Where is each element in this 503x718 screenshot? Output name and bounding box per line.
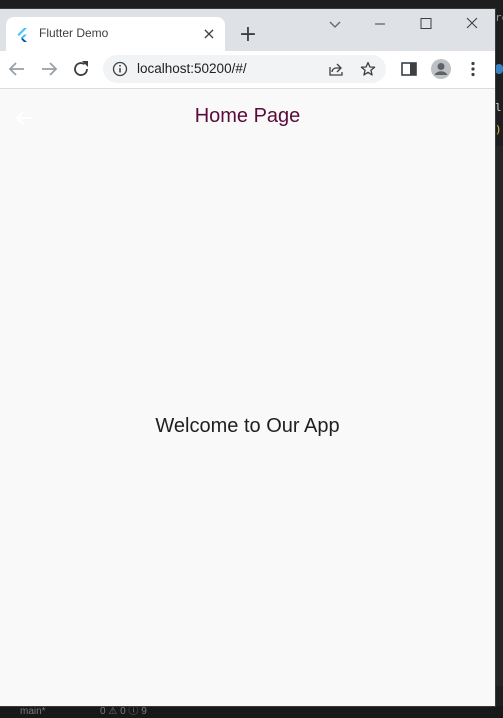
editor-fragment bbox=[495, 64, 503, 77]
tab-close-icon[interactable]: × bbox=[199, 24, 219, 44]
forward-icon[interactable] bbox=[37, 57, 61, 81]
back-icon[interactable] bbox=[5, 57, 29, 81]
browser-toolbar: localhost:50200/#/ bbox=[0, 51, 495, 89]
editor-fragment: re bbox=[495, 11, 503, 24]
star-icon[interactable] bbox=[360, 61, 376, 81]
page-title: Home Page bbox=[194, 105, 301, 127]
address-bar[interactable]: localhost:50200/#/ bbox=[103, 55, 386, 83]
background-status-bar: main* 0 ⚠ 0 ⓘ 9 bbox=[0, 706, 503, 718]
background-editor: re l ) bbox=[495, 0, 503, 718]
tab-search-icon[interactable] bbox=[320, 14, 350, 34]
new-tab-button[interactable]: + bbox=[235, 23, 261, 49]
status-branch: main* bbox=[20, 706, 46, 717]
status-problems: 0 ⚠ 0 ⓘ 9 bbox=[100, 706, 147, 717]
share-icon[interactable] bbox=[328, 61, 344, 81]
site-info-icon[interactable] bbox=[112, 61, 128, 81]
tab-title: Flutter Demo bbox=[39, 26, 109, 40]
minimize-icon[interactable] bbox=[365, 14, 395, 34]
close-icon[interactable] bbox=[457, 14, 487, 34]
browser-window: Flutter Demo × + localhost:50200/#/ Home… bbox=[0, 9, 495, 706]
app-page: Home Page Welcome to Our App bbox=[0, 89, 495, 706]
tab-flutter-demo[interactable]: Flutter Demo × bbox=[6, 17, 225, 51]
editor-fragment: l bbox=[495, 101, 502, 114]
editor-fragment: ) bbox=[495, 123, 502, 136]
welcome-text: Welcome to Our App bbox=[155, 415, 340, 437]
url-text[interactable]: localhost:50200/#/ bbox=[137, 61, 247, 76]
profile-icon[interactable] bbox=[429, 57, 453, 81]
menu-icon[interactable] bbox=[461, 57, 485, 81]
flutter-icon bbox=[16, 27, 30, 42]
app-bar: Home Page bbox=[0, 89, 495, 145]
title-bar: Flutter Demo × + bbox=[0, 9, 495, 51]
side-panel-icon[interactable] bbox=[397, 57, 421, 81]
reload-icon[interactable] bbox=[69, 57, 93, 81]
editor-fragment bbox=[495, 146, 503, 686]
maximize-icon[interactable] bbox=[411, 14, 441, 34]
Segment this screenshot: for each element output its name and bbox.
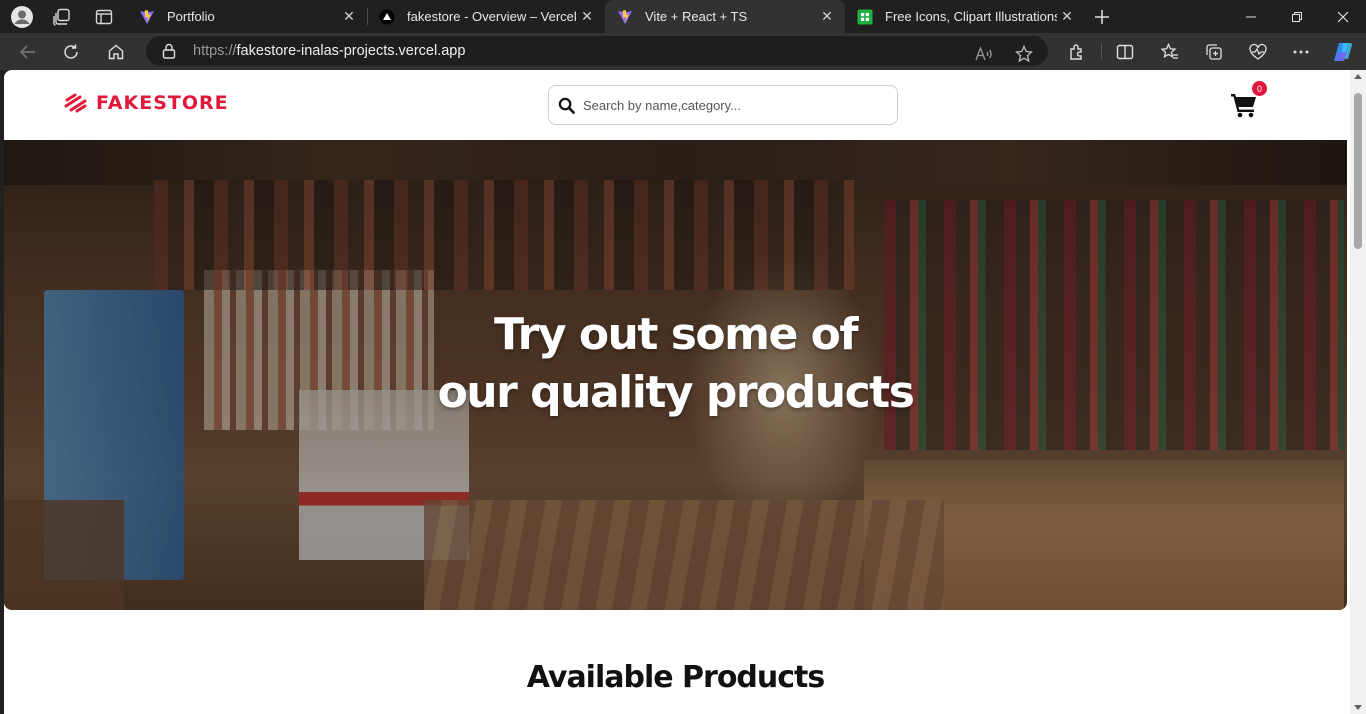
browser-toolbar: https://fakestore-inalas-projects.vercel… xyxy=(0,33,1366,70)
split-screen-icon[interactable] xyxy=(1111,38,1139,66)
url-scheme: https:// xyxy=(193,43,237,59)
scroll-down-arrow-icon[interactable] xyxy=(1354,705,1362,710)
read-aloud-icon[interactable] xyxy=(972,42,996,66)
shopping-cart-icon xyxy=(1231,94,1256,118)
hero-line-2: our quality products xyxy=(437,367,915,418)
workspaces-icon[interactable] xyxy=(49,4,75,30)
fakestore-logo[interactable]: FAKESTORE xyxy=(63,92,229,114)
restore-icon[interactable] xyxy=(1274,0,1320,33)
available-products-heading: Available Products xyxy=(526,660,826,695)
new-tab-icon[interactable] xyxy=(1089,4,1115,30)
scrollbar-thumb[interactable] xyxy=(1354,93,1362,249)
close-window-icon[interactable] xyxy=(1320,0,1366,33)
hero-line-1: Try out some of xyxy=(493,309,859,360)
scroll-up-arrow-icon[interactable] xyxy=(1354,74,1362,79)
home-icon[interactable] xyxy=(102,38,130,66)
copilot-icon[interactable] xyxy=(1329,38,1357,66)
search-box[interactable] xyxy=(548,85,898,125)
back-icon[interactable] xyxy=(14,38,42,66)
tab-vercel-overview[interactable]: fakestore - Overview – Vercel ✕ xyxy=(367,0,605,33)
cart-button[interactable]: 0 xyxy=(1230,81,1267,120)
extensions-icon[interactable] xyxy=(1063,38,1091,66)
refresh-icon[interactable] xyxy=(57,38,85,66)
close-icon[interactable]: ✕ xyxy=(1057,7,1077,27)
tab-free-icons[interactable]: Free Icons, Clipart Illustrations, Ph ✕ xyxy=(845,0,1085,33)
close-icon[interactable]: ✕ xyxy=(577,7,597,27)
tab-title: Portfolio xyxy=(167,9,215,24)
tab-title: Free Icons, Clipart Illustrations, Ph xyxy=(885,9,1057,24)
page-scrollbar[interactable] xyxy=(1350,70,1366,714)
hero-headline: Try out some of our quality products xyxy=(4,306,1347,422)
url-host: fakestore-inalas-projects.vercel.app xyxy=(236,43,466,59)
tab-actions-icon[interactable] xyxy=(91,4,117,30)
profile-icon[interactable] xyxy=(9,4,35,30)
search-input[interactable] xyxy=(583,97,883,113)
vite-icon xyxy=(617,9,633,25)
tab-title: Vite + React + TS xyxy=(645,9,748,24)
tab-title: fakestore - Overview – Vercel xyxy=(407,9,577,24)
collections-icon[interactable] xyxy=(1200,38,1228,66)
lock-icon[interactable] xyxy=(162,43,178,59)
logo-mark-icon xyxy=(64,93,87,113)
url-text: https://fakestore-inalas-projects.vercel… xyxy=(193,43,465,59)
favorite-star-icon[interactable] xyxy=(1012,42,1036,66)
page-viewport: FAKESTORE 0 Tr xyxy=(4,70,1366,714)
icons8-icon xyxy=(857,9,873,25)
site-header: FAKESTORE 0 xyxy=(4,70,1350,140)
hero-banner: Try out some of our quality products xyxy=(4,140,1347,610)
close-icon[interactable]: ✕ xyxy=(339,7,359,27)
browser-essentials-icon[interactable] xyxy=(1244,38,1272,66)
toolbar-separator xyxy=(1101,43,1102,60)
cart-count-badge: 0 xyxy=(1252,81,1267,96)
search-icon xyxy=(558,97,575,114)
close-icon[interactable]: ✕ xyxy=(817,7,837,27)
minimize-icon[interactable] xyxy=(1228,0,1274,33)
settings-more-icon[interactable] xyxy=(1287,38,1315,66)
logo-text: FAKESTORE xyxy=(96,92,229,114)
vercel-icon xyxy=(379,9,395,25)
browser-tab-bar: Portfolio ✕ fakestore - Overview – Verce… xyxy=(0,0,1366,33)
tab-vite-react[interactable]: Vite + React + TS ✕ xyxy=(605,0,845,33)
favorites-icon[interactable] xyxy=(1156,38,1184,66)
tab-portfolio[interactable]: Portfolio ✕ xyxy=(127,0,367,33)
vite-icon xyxy=(139,9,155,25)
address-bar[interactable]: https://fakestore-inalas-projects.vercel… xyxy=(146,36,1048,66)
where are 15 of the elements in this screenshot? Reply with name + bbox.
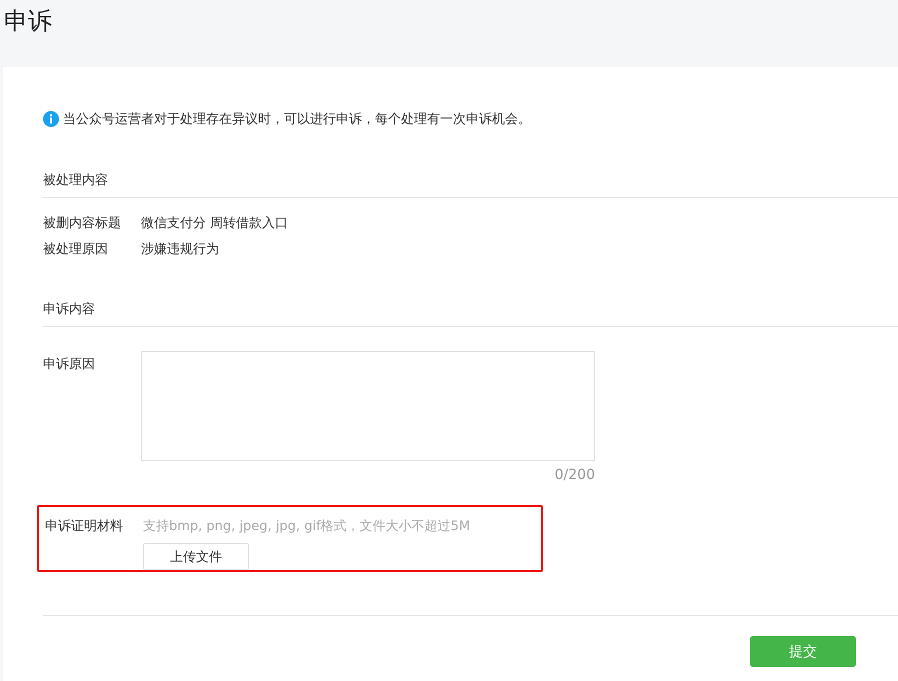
section-heading: 被处理内容 — [43, 171, 898, 198]
info-icon — [43, 111, 59, 127]
field-label: 申诉原因 — [43, 356, 96, 373]
page-title: 申诉 — [3, 6, 53, 37]
reason-textarea[interactable] — [141, 351, 595, 461]
char-counter: 0/200 — [554, 467, 595, 483]
field-value: 涉嫌违规行为 — [141, 241, 219, 258]
field-value: 微信支付分 周转借款入口 — [141, 215, 288, 232]
upload-hint: 支持bmp, png, jpeg, jpg, gif格式，文件大小不超过5M — [143, 518, 470, 535]
field-label: 被处理原因 — [43, 241, 109, 258]
upload-button[interactable]: 上传文件 — [143, 543, 249, 570]
notice-text: 当公众号运营者对于处理存在异议时，可以进行申诉，每个处理有一次申诉机会。 — [63, 111, 531, 128]
field-label: 被删内容标题 — [43, 215, 122, 232]
section-heading: 申诉内容 — [43, 300, 898, 327]
field-label: 申诉证明材料 — [45, 518, 124, 536]
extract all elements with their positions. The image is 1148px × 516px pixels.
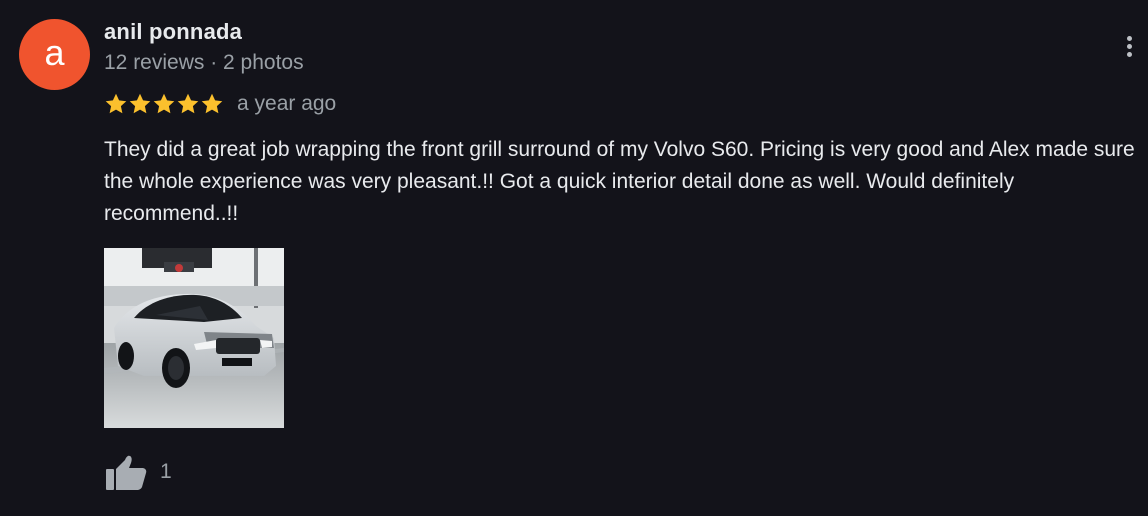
avatar[interactable]: a <box>19 19 90 90</box>
more-options-button[interactable] <box>1118 36 1140 64</box>
car-photo <box>104 248 284 428</box>
star-icon <box>201 93 223 114</box>
author-meta: 12 reviews · 2 photos <box>104 51 304 74</box>
author-name[interactable]: anil ponnada <box>104 19 242 45</box>
like-row: 1 <box>104 452 172 492</box>
review-photo[interactable] <box>104 248 284 428</box>
review-text: They did a great job wrapping the front … <box>104 138 1135 225</box>
star-icon <box>129 93 151 114</box>
rating-row: a year ago <box>104 89 336 119</box>
more-vert-icon <box>1118 36 1140 57</box>
thumbs-up-icon[interactable] <box>104 452 148 492</box>
star-icon <box>153 93 175 114</box>
star-icon <box>105 93 127 114</box>
star-icon <box>177 93 199 114</box>
review-time: a year ago <box>237 92 337 115</box>
star-rating <box>104 92 224 116</box>
like-count: 1 <box>160 460 172 483</box>
review-card: a anil ponnada 12 reviews · 2 photos a y… <box>0 0 1148 516</box>
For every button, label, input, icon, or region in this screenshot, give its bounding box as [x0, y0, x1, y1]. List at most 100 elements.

Work required: Copy out word for word the part of the records that opens with the line containing "avatar[interactable]: a <box>19" and closes with the line containing "more-vert-icon <box>1118 36 1140 57</box>", including both of those lines and nothing else.

Exercise answer:
avatar[interactable]: a <box>19 19 90 90</box>
more-options-button[interactable] <box>1118 36 1140 64</box>
car-photo <box>104 248 284 428</box>
star-icon <box>201 93 223 114</box>
author-meta: 12 reviews · 2 photos <box>104 51 304 74</box>
author-name[interactable]: anil ponnada <box>104 19 242 45</box>
like-row: 1 <box>104 452 172 492</box>
review-photo[interactable] <box>104 248 284 428</box>
review-text: They did a great job wrapping the front … <box>104 138 1135 225</box>
star-icon <box>129 93 151 114</box>
rating-row: a year ago <box>104 89 336 119</box>
more-vert-icon <box>1118 36 1140 57</box>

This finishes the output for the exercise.